(Data items)

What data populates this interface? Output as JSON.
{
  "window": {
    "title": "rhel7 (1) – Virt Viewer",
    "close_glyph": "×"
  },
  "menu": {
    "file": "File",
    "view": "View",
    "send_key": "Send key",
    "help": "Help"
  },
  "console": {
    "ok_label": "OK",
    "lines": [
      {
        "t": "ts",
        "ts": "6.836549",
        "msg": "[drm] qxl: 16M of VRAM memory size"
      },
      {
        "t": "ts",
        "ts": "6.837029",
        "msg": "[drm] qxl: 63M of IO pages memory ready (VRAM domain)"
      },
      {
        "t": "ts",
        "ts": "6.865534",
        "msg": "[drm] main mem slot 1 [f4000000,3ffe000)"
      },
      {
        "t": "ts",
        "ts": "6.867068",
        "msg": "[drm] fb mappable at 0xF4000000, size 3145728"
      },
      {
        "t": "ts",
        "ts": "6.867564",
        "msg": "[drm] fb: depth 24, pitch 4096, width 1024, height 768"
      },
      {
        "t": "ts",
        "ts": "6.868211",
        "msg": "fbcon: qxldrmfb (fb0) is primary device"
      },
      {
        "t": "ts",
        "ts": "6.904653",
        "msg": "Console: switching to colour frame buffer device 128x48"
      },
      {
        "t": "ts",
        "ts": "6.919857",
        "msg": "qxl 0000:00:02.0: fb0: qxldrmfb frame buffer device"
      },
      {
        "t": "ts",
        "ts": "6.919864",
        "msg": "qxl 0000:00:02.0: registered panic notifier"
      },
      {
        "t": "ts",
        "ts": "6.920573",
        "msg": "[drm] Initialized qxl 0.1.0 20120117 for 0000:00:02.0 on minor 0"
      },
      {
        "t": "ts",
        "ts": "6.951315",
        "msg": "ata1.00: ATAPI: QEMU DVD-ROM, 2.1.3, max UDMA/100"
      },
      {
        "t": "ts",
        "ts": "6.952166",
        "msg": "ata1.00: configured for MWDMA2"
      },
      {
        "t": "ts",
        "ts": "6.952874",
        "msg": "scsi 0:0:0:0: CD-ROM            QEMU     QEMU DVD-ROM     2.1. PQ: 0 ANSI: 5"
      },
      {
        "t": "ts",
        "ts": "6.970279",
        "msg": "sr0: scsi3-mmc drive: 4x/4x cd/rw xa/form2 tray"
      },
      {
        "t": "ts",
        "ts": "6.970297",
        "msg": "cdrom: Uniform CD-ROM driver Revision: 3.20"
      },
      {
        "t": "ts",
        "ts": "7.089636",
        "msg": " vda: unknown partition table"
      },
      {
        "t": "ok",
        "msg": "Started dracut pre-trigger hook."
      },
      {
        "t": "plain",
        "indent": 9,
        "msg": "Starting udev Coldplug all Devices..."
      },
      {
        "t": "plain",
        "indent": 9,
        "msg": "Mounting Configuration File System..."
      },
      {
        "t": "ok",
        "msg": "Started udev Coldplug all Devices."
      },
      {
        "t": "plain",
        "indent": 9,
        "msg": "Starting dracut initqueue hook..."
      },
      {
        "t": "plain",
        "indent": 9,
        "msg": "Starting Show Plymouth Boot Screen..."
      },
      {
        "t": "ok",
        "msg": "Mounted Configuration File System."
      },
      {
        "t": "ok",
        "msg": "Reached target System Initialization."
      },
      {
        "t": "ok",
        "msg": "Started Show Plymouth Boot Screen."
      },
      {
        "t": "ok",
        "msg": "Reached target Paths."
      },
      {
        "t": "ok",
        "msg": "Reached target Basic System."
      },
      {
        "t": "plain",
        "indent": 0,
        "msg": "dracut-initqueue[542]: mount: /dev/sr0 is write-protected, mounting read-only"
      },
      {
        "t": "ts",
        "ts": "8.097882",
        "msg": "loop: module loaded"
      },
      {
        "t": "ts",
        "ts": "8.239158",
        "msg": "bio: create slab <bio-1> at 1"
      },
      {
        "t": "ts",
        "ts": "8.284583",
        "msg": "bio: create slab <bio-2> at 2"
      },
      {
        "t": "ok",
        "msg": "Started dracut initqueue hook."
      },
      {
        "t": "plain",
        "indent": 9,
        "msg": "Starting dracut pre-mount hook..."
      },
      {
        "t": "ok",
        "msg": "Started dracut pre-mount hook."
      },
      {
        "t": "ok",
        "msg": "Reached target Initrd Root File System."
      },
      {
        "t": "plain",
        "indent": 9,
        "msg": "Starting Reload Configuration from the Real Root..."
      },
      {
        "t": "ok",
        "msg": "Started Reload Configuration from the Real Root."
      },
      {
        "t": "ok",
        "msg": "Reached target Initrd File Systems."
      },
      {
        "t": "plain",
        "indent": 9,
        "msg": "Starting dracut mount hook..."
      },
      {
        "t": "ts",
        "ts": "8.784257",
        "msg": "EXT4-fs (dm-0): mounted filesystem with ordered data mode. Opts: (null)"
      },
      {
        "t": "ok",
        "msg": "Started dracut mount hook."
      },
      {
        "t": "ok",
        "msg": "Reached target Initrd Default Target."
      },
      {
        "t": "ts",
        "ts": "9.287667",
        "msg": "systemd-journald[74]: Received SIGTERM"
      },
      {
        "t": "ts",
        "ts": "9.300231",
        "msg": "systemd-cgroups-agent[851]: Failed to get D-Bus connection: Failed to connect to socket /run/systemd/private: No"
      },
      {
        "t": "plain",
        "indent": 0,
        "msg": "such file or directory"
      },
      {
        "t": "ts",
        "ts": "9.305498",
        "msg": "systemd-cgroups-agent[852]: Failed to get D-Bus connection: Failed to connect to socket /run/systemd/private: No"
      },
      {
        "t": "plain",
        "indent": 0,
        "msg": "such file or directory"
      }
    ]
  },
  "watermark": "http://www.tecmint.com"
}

» SET TASK
Identify and copy all lines with the word "Failed".

» THE RESULT
        "msg": "systemd-cgroups-agent[851]: Failed to get D-Bus connection: Failed to connect to socket /run/systemd/private: No"
        "msg": "systemd-cgroups-agent[852]: Failed to get D-Bus connection: Failed to connect to socket /run/systemd/private: No"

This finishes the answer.